The request:
Reproduce the records word for word, from the very start through the line that contains "modal-header: Create Event", including that line.
+++ Input records
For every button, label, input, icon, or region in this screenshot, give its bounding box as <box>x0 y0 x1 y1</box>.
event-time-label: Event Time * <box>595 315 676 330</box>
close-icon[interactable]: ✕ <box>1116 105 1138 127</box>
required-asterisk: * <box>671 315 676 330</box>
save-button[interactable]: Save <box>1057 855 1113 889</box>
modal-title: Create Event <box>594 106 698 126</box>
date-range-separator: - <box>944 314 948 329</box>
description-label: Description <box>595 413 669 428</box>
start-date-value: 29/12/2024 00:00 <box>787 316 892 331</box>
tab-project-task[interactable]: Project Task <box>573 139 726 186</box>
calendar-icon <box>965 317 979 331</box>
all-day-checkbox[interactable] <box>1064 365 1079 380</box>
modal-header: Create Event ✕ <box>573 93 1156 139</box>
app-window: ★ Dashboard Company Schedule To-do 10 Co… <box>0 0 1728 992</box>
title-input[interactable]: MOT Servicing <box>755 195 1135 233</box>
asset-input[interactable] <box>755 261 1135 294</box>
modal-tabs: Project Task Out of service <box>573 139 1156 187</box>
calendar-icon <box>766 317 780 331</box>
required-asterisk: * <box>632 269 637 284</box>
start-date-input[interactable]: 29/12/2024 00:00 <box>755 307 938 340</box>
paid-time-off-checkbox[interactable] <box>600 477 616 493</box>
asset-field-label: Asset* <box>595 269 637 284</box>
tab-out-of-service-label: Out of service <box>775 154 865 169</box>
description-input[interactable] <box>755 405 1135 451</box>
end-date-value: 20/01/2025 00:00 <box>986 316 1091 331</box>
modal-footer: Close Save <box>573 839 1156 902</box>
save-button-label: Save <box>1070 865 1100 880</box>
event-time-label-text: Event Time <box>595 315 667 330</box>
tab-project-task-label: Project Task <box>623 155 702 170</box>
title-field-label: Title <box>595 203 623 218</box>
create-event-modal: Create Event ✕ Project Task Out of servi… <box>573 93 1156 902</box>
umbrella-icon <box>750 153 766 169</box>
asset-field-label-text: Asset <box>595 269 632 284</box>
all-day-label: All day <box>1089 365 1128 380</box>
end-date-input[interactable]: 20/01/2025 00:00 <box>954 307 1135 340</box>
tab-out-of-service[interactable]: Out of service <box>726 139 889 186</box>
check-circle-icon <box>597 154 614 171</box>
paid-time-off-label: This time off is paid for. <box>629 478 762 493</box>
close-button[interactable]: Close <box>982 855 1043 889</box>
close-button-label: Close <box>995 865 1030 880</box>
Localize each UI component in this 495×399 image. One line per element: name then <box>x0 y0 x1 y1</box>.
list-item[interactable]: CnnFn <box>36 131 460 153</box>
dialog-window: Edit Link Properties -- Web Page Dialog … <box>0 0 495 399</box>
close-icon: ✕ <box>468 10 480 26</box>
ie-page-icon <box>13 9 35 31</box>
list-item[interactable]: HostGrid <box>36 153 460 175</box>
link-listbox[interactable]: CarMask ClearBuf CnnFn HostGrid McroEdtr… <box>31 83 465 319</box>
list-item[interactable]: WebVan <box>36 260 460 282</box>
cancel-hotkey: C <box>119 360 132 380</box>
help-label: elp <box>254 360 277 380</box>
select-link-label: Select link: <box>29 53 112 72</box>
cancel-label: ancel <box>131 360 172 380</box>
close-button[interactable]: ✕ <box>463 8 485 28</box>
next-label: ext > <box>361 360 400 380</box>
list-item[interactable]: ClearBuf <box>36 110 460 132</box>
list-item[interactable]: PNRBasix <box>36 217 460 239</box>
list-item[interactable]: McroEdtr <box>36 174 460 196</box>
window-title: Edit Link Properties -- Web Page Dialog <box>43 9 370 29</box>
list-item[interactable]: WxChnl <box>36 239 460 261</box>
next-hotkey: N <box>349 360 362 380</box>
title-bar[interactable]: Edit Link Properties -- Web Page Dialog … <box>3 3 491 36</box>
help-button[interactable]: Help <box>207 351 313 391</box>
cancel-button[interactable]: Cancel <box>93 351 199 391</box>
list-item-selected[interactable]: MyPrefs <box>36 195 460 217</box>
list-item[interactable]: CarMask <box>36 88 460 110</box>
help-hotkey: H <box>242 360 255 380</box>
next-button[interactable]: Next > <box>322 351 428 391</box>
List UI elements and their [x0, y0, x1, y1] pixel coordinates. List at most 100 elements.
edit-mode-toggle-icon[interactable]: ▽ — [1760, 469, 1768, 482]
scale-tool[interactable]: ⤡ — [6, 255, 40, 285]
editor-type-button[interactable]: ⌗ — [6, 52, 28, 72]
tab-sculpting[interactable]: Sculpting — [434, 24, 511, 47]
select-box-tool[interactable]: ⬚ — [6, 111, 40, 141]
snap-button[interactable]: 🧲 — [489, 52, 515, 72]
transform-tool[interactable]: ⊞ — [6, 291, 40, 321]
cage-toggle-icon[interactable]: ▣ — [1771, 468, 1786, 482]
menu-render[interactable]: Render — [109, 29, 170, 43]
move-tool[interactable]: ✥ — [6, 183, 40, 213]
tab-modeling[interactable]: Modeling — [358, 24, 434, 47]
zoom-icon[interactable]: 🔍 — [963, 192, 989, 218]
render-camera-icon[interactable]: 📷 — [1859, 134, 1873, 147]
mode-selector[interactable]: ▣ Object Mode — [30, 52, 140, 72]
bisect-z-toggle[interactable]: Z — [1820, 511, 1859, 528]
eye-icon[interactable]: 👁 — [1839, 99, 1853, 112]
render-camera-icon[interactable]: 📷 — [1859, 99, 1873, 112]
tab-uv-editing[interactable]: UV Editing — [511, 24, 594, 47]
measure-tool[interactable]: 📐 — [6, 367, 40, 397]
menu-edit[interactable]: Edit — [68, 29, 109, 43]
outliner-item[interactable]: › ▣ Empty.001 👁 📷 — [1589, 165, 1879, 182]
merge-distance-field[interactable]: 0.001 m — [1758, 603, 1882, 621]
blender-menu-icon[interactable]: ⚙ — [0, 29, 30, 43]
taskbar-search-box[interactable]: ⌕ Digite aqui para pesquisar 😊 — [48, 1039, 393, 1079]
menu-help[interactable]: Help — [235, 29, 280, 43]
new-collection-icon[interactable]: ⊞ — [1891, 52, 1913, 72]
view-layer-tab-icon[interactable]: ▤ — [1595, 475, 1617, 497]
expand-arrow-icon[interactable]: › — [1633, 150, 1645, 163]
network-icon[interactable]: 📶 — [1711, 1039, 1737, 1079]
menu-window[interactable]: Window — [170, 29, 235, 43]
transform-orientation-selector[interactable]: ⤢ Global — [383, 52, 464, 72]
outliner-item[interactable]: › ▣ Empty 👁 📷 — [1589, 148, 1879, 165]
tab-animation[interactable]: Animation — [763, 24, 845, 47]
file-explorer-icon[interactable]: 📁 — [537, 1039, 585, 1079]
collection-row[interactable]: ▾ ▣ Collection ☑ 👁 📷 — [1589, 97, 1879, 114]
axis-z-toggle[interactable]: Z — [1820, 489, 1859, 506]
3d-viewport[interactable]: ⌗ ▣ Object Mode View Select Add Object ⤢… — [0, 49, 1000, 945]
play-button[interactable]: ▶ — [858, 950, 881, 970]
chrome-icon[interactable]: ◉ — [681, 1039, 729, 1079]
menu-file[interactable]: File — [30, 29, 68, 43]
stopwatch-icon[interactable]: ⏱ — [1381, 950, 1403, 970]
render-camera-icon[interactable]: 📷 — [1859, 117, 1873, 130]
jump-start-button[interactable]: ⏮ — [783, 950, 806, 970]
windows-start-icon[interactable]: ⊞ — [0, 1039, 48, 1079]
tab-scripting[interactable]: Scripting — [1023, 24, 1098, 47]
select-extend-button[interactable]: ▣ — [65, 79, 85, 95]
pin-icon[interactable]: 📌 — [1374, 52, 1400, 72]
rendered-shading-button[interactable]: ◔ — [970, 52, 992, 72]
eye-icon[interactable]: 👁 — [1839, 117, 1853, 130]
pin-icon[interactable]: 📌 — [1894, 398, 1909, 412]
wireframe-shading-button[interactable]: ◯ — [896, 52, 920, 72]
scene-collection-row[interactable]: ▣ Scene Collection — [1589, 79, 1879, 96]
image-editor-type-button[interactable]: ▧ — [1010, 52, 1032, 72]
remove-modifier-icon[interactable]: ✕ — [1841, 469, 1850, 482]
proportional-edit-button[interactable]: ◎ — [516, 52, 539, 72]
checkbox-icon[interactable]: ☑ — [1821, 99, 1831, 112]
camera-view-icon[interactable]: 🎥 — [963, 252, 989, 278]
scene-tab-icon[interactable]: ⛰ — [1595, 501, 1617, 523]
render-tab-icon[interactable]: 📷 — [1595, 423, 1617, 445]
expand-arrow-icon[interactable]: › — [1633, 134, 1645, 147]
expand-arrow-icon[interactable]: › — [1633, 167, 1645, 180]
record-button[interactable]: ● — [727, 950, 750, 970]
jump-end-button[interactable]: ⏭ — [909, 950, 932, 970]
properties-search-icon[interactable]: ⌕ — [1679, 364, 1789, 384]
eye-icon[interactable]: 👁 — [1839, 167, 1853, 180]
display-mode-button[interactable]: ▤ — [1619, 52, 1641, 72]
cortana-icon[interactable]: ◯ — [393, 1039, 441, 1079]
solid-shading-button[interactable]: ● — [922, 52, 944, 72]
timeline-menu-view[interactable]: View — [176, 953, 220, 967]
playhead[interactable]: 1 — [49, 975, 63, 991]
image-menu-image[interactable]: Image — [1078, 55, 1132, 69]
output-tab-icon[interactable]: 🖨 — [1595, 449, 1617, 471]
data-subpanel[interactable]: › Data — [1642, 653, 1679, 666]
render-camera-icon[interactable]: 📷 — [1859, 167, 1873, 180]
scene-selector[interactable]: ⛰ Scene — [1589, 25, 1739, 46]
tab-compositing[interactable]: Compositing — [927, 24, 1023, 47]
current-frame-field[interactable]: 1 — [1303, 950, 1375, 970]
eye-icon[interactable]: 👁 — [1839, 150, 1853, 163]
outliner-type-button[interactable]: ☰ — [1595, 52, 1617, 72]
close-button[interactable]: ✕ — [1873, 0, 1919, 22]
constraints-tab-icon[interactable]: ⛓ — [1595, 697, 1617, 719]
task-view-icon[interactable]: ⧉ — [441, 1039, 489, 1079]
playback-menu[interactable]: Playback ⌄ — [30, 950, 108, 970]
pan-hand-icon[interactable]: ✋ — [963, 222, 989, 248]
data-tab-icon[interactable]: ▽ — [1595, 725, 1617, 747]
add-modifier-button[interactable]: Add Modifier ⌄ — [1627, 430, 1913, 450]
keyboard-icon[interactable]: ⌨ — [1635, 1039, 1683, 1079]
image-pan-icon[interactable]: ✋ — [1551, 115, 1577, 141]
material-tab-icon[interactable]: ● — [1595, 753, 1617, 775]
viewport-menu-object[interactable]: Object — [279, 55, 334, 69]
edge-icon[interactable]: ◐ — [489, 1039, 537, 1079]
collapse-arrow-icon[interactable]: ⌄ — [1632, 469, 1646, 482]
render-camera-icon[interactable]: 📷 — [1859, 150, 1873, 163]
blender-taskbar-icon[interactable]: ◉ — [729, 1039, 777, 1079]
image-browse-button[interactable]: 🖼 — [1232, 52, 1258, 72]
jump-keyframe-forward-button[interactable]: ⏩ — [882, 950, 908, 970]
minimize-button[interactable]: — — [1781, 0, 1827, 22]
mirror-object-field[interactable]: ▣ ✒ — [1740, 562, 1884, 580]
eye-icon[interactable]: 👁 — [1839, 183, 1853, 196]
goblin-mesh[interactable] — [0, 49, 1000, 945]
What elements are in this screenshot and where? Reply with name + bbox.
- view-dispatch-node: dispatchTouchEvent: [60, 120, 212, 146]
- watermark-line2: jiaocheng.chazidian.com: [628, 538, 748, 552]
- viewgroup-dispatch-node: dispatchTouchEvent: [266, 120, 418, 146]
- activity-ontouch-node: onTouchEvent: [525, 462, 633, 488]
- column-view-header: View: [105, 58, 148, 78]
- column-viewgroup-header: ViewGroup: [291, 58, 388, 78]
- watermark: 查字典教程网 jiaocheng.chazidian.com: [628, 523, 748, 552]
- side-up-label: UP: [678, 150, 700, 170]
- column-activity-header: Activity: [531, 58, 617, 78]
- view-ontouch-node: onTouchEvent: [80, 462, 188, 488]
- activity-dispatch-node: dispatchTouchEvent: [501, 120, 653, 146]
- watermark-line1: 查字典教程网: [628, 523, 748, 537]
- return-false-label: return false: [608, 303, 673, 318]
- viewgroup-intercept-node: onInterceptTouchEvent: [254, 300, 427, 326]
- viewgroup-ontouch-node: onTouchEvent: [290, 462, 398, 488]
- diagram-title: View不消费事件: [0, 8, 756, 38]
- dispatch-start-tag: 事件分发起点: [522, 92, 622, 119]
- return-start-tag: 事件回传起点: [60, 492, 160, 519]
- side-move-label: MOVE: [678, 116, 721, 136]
++++++
Solution for this problem:
For every button, label, input, icon, or region in this screenshot, give its bounding box as <box>x0 y0 x1 y1</box>.
event-time-label: Event Time * <box>595 315 676 330</box>
close-icon[interactable]: ✕ <box>1116 105 1138 127</box>
required-asterisk: * <box>671 315 676 330</box>
save-button[interactable]: Save <box>1057 855 1113 889</box>
modal-title: Create Event <box>594 106 698 126</box>
date-range-separator: - <box>944 314 948 329</box>
description-label: Description <box>595 413 669 428</box>
start-date-value: 29/12/2024 00:00 <box>787 316 892 331</box>
tab-project-task[interactable]: Project Task <box>573 139 726 186</box>
calendar-icon <box>965 317 979 331</box>
all-day-checkbox[interactable] <box>1064 365 1079 380</box>
modal-header: Create Event ✕ <box>573 93 1156 139</box>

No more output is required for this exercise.